> _Brief_
Tally every line in the data that has the word "patients" and report only the total.

> _Input_
_ _ _ _

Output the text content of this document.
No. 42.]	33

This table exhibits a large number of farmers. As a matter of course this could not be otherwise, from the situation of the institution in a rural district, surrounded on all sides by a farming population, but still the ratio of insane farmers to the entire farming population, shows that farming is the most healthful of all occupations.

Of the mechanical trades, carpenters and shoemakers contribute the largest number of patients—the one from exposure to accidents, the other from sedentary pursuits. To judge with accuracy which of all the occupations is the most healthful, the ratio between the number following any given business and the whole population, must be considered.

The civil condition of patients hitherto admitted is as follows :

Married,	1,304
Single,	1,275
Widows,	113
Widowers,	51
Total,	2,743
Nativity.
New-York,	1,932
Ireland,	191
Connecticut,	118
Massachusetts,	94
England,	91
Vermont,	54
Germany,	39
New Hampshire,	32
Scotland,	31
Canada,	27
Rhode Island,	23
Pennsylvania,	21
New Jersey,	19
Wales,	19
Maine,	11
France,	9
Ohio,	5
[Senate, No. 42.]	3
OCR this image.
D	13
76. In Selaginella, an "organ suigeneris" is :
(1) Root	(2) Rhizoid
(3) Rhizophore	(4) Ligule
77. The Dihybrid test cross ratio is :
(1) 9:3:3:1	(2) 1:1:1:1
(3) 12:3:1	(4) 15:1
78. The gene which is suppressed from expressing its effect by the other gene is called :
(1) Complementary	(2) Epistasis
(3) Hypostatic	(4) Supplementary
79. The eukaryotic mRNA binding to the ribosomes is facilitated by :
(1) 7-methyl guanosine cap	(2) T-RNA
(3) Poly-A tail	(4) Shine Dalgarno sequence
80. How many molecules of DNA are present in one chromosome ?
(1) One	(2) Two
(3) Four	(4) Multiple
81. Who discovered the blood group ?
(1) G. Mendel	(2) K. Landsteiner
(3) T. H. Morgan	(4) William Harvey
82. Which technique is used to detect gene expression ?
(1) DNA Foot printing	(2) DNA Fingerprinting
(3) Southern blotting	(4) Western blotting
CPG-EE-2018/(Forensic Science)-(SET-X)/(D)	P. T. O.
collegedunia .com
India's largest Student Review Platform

_ _ _ _

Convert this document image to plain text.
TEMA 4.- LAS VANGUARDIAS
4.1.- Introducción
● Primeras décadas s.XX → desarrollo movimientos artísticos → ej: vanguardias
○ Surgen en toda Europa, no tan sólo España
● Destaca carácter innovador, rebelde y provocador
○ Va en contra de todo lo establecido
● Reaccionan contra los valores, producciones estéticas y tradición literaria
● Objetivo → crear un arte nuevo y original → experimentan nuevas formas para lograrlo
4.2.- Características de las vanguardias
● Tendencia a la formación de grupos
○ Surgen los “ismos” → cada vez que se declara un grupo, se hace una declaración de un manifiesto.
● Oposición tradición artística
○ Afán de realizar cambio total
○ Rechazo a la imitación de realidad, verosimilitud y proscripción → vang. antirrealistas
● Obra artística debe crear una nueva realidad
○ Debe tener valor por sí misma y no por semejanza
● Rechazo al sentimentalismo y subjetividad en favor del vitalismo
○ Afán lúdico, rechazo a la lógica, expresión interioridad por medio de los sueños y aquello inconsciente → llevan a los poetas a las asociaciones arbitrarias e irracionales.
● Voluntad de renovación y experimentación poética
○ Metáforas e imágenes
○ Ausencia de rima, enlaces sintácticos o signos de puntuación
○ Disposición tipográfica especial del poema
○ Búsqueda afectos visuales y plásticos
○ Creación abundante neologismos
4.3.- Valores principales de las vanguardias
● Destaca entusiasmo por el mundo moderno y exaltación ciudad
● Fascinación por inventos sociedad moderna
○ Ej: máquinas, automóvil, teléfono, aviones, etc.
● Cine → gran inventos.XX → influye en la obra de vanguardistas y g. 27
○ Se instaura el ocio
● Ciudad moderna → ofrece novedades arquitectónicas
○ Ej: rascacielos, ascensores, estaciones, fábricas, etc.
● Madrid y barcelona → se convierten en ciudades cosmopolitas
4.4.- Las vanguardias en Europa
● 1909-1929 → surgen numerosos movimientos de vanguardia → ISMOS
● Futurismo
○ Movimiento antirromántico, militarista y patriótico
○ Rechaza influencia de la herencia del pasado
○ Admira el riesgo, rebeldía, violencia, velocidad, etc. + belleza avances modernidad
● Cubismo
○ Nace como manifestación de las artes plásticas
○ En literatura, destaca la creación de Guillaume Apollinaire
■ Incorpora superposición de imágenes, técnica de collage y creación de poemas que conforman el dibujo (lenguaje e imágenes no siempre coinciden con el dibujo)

_ _ _ _

> _Solution to this problem_
2